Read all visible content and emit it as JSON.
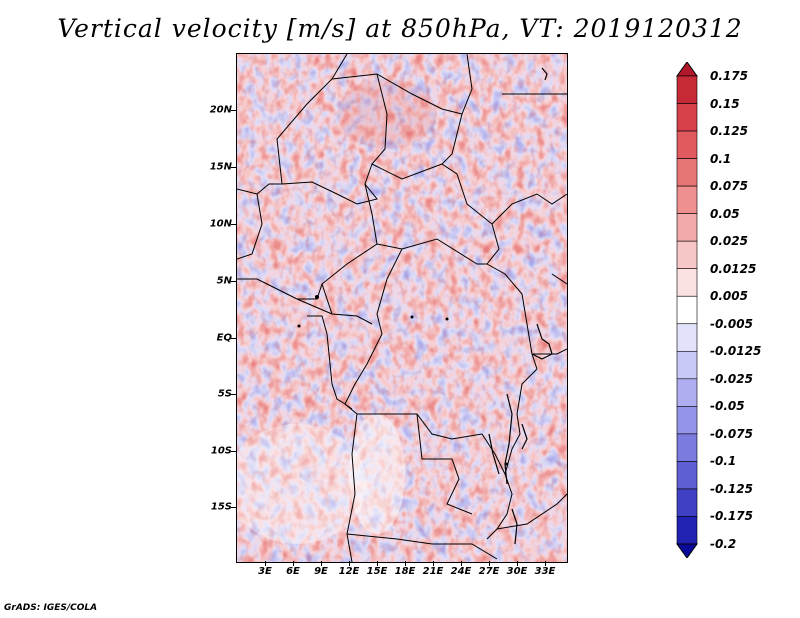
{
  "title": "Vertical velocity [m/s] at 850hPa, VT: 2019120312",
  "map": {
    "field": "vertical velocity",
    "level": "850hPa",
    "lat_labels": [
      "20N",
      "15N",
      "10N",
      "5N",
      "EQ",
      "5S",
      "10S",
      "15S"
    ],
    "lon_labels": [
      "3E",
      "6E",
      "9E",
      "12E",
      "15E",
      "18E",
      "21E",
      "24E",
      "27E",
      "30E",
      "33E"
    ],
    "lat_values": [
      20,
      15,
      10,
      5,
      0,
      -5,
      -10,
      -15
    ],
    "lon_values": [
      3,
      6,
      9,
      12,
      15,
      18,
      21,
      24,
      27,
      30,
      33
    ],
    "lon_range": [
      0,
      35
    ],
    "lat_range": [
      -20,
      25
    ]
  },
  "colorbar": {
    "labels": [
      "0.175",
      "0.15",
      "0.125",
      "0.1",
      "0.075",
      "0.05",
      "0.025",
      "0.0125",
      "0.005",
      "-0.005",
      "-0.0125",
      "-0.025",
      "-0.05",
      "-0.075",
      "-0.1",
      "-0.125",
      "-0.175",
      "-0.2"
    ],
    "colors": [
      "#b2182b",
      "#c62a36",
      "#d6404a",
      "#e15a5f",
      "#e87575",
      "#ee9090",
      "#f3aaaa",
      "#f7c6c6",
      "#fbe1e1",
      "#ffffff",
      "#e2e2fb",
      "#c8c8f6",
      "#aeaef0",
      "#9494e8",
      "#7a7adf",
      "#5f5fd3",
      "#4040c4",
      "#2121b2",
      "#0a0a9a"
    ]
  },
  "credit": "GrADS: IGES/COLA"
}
--- --- ---
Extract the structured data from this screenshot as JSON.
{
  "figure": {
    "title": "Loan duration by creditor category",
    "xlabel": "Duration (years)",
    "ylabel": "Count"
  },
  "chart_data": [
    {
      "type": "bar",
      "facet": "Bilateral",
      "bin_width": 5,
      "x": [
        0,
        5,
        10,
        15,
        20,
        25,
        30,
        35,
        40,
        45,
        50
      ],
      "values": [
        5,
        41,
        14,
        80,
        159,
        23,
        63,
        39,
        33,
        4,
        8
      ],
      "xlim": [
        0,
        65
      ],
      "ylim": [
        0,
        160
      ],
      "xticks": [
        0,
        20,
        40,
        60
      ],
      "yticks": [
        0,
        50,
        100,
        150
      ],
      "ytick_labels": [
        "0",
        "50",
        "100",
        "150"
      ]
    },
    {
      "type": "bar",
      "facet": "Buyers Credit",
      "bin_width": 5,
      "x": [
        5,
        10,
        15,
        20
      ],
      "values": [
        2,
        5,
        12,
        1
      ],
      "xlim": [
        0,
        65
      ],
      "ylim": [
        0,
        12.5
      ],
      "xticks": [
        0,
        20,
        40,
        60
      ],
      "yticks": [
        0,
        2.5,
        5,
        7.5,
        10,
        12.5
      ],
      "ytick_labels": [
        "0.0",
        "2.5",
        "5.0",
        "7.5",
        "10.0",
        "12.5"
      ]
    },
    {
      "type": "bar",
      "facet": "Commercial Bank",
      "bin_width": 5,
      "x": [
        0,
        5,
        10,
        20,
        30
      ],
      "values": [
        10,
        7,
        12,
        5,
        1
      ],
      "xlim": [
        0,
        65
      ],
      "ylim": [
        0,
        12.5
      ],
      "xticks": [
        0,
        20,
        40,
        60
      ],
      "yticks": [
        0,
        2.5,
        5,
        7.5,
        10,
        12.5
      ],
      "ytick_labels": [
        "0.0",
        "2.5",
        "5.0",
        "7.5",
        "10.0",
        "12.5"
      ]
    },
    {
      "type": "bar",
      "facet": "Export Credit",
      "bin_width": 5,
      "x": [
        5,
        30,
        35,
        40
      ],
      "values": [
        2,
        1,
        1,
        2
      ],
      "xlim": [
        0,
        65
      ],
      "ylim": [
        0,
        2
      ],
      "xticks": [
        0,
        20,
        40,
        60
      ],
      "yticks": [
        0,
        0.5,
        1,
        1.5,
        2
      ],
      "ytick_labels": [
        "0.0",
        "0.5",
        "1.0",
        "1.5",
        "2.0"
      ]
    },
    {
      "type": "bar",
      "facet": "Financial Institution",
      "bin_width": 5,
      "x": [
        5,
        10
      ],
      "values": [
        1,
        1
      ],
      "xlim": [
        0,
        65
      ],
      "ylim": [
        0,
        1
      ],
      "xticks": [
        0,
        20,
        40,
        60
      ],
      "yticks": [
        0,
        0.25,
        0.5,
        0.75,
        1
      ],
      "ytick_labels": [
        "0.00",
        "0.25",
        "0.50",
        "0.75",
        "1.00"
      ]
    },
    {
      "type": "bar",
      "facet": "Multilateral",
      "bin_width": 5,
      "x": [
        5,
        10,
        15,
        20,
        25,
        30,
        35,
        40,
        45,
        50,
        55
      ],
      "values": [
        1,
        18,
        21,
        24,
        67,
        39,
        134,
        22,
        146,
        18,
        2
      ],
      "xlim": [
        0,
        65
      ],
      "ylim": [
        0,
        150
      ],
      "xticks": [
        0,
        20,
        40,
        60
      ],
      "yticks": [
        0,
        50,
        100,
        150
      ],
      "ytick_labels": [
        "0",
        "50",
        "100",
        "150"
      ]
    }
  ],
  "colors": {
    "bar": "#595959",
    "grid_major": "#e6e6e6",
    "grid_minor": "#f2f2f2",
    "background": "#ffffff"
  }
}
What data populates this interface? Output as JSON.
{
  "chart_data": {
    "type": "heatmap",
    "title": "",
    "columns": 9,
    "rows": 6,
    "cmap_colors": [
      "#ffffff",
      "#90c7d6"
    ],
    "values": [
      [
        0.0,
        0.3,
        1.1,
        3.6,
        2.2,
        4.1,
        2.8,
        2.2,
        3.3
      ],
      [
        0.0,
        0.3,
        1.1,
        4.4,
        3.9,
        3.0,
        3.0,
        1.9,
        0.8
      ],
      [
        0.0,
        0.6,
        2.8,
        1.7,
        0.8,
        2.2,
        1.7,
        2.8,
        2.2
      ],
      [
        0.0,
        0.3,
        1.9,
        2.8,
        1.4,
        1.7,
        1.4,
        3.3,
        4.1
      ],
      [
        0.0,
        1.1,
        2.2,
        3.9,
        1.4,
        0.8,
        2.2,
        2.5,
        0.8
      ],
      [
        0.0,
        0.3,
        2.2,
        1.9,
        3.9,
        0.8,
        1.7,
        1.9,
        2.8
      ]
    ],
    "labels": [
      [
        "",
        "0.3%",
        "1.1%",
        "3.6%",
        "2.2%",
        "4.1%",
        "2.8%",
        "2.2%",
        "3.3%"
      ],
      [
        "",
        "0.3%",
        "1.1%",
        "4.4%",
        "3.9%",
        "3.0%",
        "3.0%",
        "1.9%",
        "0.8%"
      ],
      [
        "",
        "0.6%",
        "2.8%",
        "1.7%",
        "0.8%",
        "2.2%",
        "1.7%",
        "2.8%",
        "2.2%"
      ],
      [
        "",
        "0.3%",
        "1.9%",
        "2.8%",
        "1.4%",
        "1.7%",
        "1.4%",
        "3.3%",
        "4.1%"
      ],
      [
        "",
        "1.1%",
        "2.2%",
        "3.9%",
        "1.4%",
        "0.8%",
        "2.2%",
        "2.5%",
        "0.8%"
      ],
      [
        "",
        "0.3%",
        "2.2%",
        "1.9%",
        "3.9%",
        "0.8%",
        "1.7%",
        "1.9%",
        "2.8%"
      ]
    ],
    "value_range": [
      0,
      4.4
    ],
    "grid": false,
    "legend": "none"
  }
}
--- --- ---
**DIRECTION**
Using the listing above, gather each line that holds the string "title" and copy it.

**WRITTEN SOLUTION**
  "title": "Vertical velocity [m/s] at 850hPa, VT: 2019120312",
    "title": "Loan duration by creditor category",
    "title": "",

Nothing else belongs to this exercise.